## What is asked
In your copy, reproduce the entries exactly as they are, minus the images.

## Records for processing

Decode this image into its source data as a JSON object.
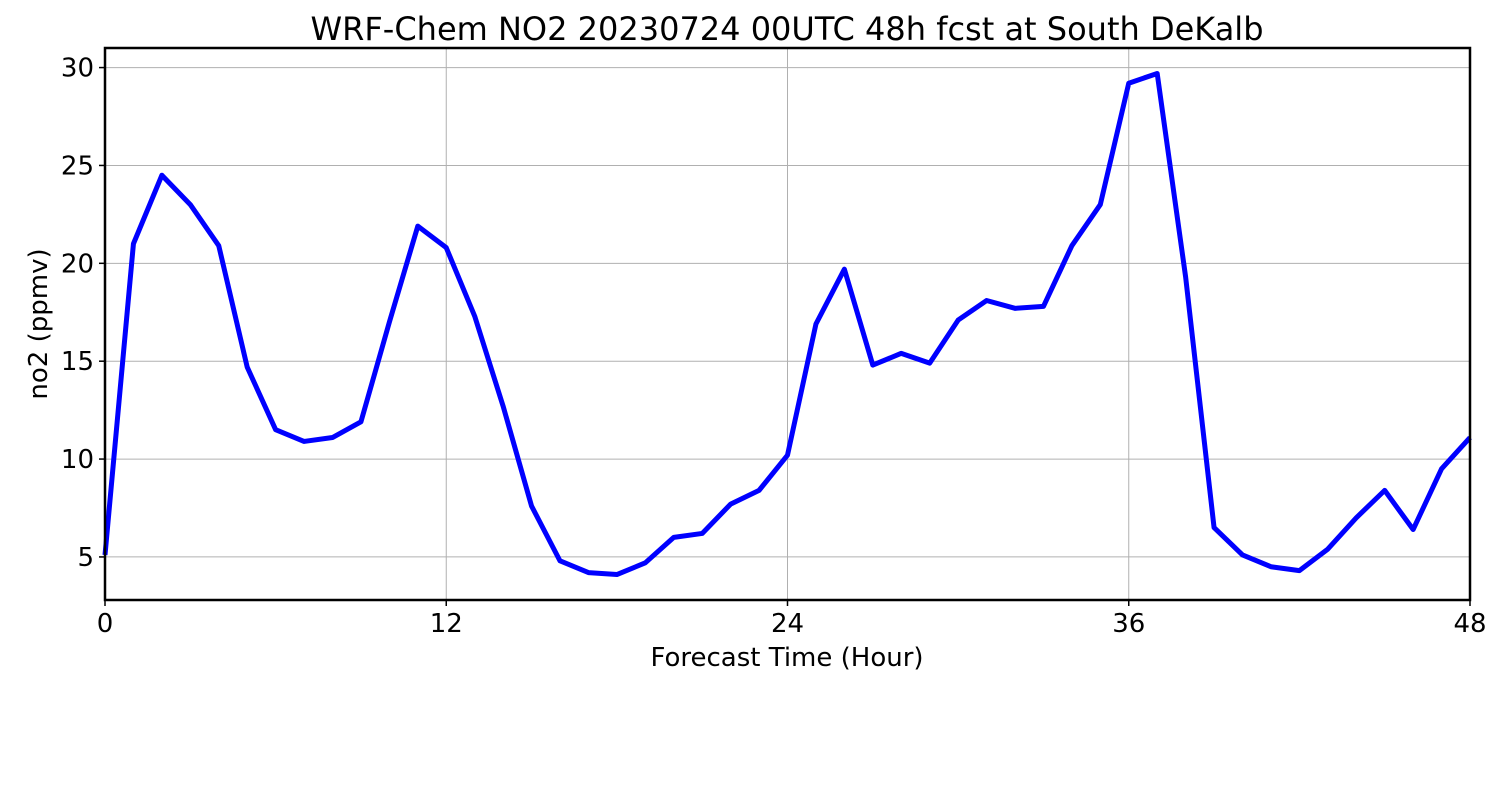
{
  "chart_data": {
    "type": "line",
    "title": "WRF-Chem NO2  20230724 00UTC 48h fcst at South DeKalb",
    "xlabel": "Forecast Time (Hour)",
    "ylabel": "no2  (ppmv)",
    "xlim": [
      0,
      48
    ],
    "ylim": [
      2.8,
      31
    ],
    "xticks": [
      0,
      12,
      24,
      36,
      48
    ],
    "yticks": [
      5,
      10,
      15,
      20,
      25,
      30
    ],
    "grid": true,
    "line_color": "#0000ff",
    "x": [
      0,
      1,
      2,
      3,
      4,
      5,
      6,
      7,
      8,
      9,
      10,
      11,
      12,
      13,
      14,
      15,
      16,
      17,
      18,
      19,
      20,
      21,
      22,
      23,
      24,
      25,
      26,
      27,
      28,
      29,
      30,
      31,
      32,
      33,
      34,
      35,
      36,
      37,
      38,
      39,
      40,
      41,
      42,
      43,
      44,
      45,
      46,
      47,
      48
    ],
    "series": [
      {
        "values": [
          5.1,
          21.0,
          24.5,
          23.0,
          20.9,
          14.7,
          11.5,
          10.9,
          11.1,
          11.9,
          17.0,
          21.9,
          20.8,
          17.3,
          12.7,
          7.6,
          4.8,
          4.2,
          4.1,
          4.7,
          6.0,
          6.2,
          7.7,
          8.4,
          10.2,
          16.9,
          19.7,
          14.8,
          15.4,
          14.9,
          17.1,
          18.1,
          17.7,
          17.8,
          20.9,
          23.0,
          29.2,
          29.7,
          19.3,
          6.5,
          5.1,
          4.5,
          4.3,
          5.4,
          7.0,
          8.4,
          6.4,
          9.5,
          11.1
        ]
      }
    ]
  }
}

## Answer to the exercise
Decode this image into its source data as a JSON object.
{
  "chart_data": {
    "type": "line",
    "title": "WRF-Chem NO2  20230724 00UTC 48h fcst at South DeKalb",
    "xlabel": "Forecast Time (Hour)",
    "ylabel": "no2  (ppmv)",
    "xlim": [
      0,
      48
    ],
    "ylim": [
      2.8,
      31
    ],
    "xticks": [
      0,
      12,
      24,
      36,
      48
    ],
    "yticks": [
      5,
      10,
      15,
      20,
      25,
      30
    ],
    "grid": true,
    "line_color": "#0000ff",
    "x": [
      0,
      1,
      2,
      3,
      4,
      5,
      6,
      7,
      8,
      9,
      10,
      11,
      12,
      13,
      14,
      15,
      16,
      17,
      18,
      19,
      20,
      21,
      22,
      23,
      24,
      25,
      26,
      27,
      28,
      29,
      30,
      31,
      32,
      33,
      34,
      35,
      36,
      37,
      38,
      39,
      40,
      41,
      42,
      43,
      44,
      45,
      46,
      47,
      48
    ],
    "series": [
      {
        "values": [
          5.1,
          21.0,
          24.5,
          23.0,
          20.9,
          14.7,
          11.5,
          10.9,
          11.1,
          11.9,
          17.0,
          21.9,
          20.8,
          17.3,
          12.7,
          7.6,
          4.8,
          4.2,
          4.1,
          4.7,
          6.0,
          6.2,
          7.7,
          8.4,
          10.2,
          16.9,
          19.7,
          14.8,
          15.4,
          14.9,
          17.1,
          18.1,
          17.7,
          17.8,
          20.9,
          23.0,
          29.2,
          29.7,
          19.3,
          6.5,
          5.1,
          4.5,
          4.3,
          5.4,
          7.0,
          8.4,
          6.4,
          9.5,
          11.1
        ]
      }
    ]
  }
}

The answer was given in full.